[Saved entries]
* * *

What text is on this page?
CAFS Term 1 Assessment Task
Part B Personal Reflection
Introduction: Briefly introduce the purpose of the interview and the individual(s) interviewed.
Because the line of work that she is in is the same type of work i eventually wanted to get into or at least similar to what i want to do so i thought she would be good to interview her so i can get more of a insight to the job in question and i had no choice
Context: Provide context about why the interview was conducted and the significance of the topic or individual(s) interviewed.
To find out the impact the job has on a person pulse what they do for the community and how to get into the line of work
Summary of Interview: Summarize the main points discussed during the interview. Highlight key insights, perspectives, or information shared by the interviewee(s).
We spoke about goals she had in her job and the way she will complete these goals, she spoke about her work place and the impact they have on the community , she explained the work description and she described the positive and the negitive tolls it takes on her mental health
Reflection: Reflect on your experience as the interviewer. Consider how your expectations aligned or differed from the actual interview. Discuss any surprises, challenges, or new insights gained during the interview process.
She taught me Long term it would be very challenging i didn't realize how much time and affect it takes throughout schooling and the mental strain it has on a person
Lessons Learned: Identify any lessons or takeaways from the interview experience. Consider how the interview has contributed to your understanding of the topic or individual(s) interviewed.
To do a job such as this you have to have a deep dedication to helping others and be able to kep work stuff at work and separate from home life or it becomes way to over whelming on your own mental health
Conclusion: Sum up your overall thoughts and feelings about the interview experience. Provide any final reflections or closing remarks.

* * *

TASK STATEMENT:
Exactly as they are written, print the entries again.

REPLY TO THE TASK:
What text is on this page?
CAFS Term 1 Assessment Task
Part B Personal Reflection
Introduction: Briefly introduce the purpose of the interview and the individual(s) interviewed.
Because the line of work that she is in is the same type of work i eventually wanted to get into or at least similar to what i want to do so i thought she would be good to interview her so i can get more of a insight to the job in question and i had no choice
Context: Provide context about why the interview was conducted and the significance of the topic or individual(s) interviewed.
To find out the impact the job has on a person pulse what they do for the community and how to get into the line of work
Summary of Interview: Summarize the main points discussed during the interview. Highlight key insights, perspectives, or information shared by the interviewee(s).
We spoke about goals she had in her job and the way she will complete these goals, she spoke about her work place and the impact they have on the community , she explained the work description and she described the positive and the negitive tolls it takes on her mental health
Reflection: Reflect on your experience as the interviewer. Consider how your expectations aligned or differed from the actual interview. Discuss any surprises, challenges, or new insights gained during the interview process.
She taught me Long term it would be very challenging i didn't realize how much time and affect it takes throughout schooling and the mental strain it has on a person
Lessons Learned: Identify any lessons or takeaways from the interview experience. Consider how the interview has contributed to your understanding of the topic or individual(s) interviewed.
To do a job such as this you have to have a deep dedication to helping others and be able to kep work stuff at work and separate from home life or it becomes way to over whelming on your own mental health
Conclusion: Sum up your overall thoughts and feelings about the interview experience. Provide any final reflections or closing remarks.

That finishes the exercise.